### Work required
Reproduce the data that follows in its entirety, character for character.

-- Begin Extracted information --

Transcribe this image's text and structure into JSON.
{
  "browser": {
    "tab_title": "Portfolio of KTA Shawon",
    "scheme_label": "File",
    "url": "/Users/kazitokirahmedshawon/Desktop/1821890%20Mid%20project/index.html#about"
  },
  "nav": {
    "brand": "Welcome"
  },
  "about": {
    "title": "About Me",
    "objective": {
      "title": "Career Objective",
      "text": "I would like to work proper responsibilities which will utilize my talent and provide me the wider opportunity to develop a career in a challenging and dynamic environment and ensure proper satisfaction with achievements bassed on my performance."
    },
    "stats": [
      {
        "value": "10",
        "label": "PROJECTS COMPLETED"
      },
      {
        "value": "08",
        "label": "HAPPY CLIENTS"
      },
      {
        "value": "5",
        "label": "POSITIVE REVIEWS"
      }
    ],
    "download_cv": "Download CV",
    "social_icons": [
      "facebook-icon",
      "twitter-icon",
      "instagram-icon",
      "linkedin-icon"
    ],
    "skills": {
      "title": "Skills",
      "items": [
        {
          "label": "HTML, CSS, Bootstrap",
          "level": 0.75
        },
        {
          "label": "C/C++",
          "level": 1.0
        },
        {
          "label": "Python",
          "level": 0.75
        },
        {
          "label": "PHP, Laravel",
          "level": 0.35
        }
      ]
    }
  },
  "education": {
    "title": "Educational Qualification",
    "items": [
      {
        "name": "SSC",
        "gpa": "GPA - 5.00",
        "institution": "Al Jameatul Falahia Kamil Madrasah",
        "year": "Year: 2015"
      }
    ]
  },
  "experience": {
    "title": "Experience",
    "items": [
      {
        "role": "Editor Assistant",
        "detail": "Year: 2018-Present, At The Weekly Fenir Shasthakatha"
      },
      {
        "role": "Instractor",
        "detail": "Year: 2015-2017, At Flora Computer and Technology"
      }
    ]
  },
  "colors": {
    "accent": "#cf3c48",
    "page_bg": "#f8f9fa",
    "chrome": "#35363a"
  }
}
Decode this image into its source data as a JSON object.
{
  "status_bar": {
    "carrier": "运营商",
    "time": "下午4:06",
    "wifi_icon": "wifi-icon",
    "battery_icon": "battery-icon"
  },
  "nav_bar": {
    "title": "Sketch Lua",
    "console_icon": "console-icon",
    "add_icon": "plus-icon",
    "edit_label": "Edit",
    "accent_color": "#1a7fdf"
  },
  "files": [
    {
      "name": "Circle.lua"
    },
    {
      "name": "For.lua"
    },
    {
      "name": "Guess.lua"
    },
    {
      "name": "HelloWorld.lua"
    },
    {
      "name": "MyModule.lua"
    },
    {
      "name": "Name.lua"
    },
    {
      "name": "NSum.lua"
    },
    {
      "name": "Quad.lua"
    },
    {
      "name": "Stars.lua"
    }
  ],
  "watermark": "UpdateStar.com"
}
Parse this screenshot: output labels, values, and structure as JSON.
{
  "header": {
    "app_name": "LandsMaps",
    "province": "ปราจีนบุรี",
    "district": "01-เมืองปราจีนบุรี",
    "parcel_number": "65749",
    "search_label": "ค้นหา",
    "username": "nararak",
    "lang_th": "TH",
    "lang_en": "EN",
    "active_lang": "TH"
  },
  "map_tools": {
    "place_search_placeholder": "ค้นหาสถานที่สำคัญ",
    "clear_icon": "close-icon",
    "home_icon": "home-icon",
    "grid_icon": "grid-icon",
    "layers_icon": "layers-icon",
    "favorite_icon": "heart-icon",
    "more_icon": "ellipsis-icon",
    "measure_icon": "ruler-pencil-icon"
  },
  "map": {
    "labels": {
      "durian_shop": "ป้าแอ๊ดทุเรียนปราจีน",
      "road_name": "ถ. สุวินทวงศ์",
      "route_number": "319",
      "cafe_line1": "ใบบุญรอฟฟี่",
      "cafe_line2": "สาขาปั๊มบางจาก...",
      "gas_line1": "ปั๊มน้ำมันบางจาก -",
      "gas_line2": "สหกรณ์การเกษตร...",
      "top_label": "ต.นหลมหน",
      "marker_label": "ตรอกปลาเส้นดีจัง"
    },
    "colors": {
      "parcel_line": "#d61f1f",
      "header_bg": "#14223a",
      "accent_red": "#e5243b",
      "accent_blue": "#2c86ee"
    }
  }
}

-- End Extracted information --

### Written reply
Transcribe this image's text and structure into JSON.
{
  "browser": {
    "tab_title": "Portfolio of KTA Shawon",
    "scheme_label": "File",
    "url": "/Users/kazitokirahmedshawon/Desktop/1821890%20Mid%20project/index.html#about"
  },
  "nav": {
    "brand": "Welcome"
  },
  "about": {
    "title": "About Me",
    "objective": {
      "title": "Career Objective",
      "text": "I would like to work proper responsibilities which will utilize my talent and provide me the wider opportunity to develop a career in a challenging and dynamic environment and ensure proper satisfaction with achievements bassed on my performance."
    },
    "stats": [
      {
        "value": "10",
        "label": "PROJECTS COMPLETED"
      },
      {
        "value": "08",
        "label": "HAPPY CLIENTS"
      },
      {
        "value": "5",
        "label": "POSITIVE REVIEWS"
      }
    ],
    "download_cv": "Download CV",
    "social_icons": [
      "facebook-icon",
      "twitter-icon",
      "instagram-icon",
      "linkedin-icon"
    ],
    "skills": {
      "title": "Skills",
      "items": [
        {
          "label": "HTML, CSS, Bootstrap",
          "level": 0.75
        },
        {
          "label": "C/C++",
          "level": 1.0
        },
        {
          "label": "Python",
          "level": 0.75
        },
        {
          "label": "PHP, Laravel",
          "level": 0.35
        }
      ]
    }
  },
  "education": {
    "title": "Educational Qualification",
    "items": [
      {
        "name": "SSC",
        "gpa": "GPA - 5.00",
        "institution": "Al Jameatul Falahia Kamil Madrasah",
        "year": "Year: 2015"
      }
    ]
  },
  "experience": {
    "title": "Experience",
    "items": [
      {
        "role": "Editor Assistant",
        "detail": "Year: 2018-Present, At The Weekly Fenir Shasthakatha"
      },
      {
        "role": "Instractor",
        "detail": "Year: 2015-2017, At Flora Computer and Technology"
      }
    ]
  },
  "colors": {
    "accent": "#cf3c48",
    "page_bg": "#f8f9fa",
    "chrome": "#35363a"
  }
}
Decode this image into its source data as a JSON object.
{
  "status_bar": {
    "carrier": "运营商",
    "time": "下午4:06",
    "wifi_icon": "wifi-icon",
    "battery_icon": "battery-icon"
  },
  "nav_bar": {
    "title": "Sketch Lua",
    "console_icon": "console-icon",
    "add_icon": "plus-icon",
    "edit_label": "Edit",
    "accent_color": "#1a7fdf"
  },
  "files": [
    {
      "name": "Circle.lua"
    },
    {
      "name": "For.lua"
    },
    {
      "name": "Guess.lua"
    },
    {
      "name": "HelloWorld.lua"
    },
    {
      "name": "MyModule.lua"
    },
    {
      "name": "Name.lua"
    },
    {
      "name": "NSum.lua"
    },
    {
      "name": "Quad.lua"
    },
    {
      "name": "Stars.lua"
    }
  ],
  "watermark": "UpdateStar.com"
}
Parse this screenshot: output labels, values, and structure as JSON.
{
  "header": {
    "app_name": "LandsMaps",
    "province": "ปราจีนบุรี",
    "district": "01-เมืองปราจีนบุรี",
    "parcel_number": "65749",
    "search_label": "ค้นหา",
    "username": "nararak",
    "lang_th": "TH",
    "lang_en": "EN",
    "active_lang": "TH"
  },
  "map_tools": {
    "place_search_placeholder": "ค้นหาสถานที่สำคัญ",
    "clear_icon": "close-icon",
    "home_icon": "home-icon",
    "grid_icon": "grid-icon",
    "layers_icon": "layers-icon",
    "favorite_icon": "heart-icon",
    "more_icon": "ellipsis-icon",
    "measure_icon": "ruler-pencil-icon"
  },
  "map": {
    "labels": {
      "durian_shop": "ป้าแอ๊ดทุเรียนปราจีน",
      "road_name": "ถ. สุวินทวงศ์",
      "route_number": "319",
      "cafe_line1": "ใบบุญรอฟฟี่",
      "cafe_line2": "สาขาปั๊มบางจาก...",
      "gas_line1": "ปั๊มน้ำมันบางจาก -",
      "gas_line2": "สหกรณ์การเกษตร...",
      "top_label": "ต.นหลมหน",
      "marker_label": "ตรอกปลาเส้นดีจัง"
    },
    "colors": {
      "parcel_line": "#d61f1f",
      "header_bg": "#14223a",
      "accent_red": "#e5243b",
      "accent_blue": "#2c86ee"
    }
  }
}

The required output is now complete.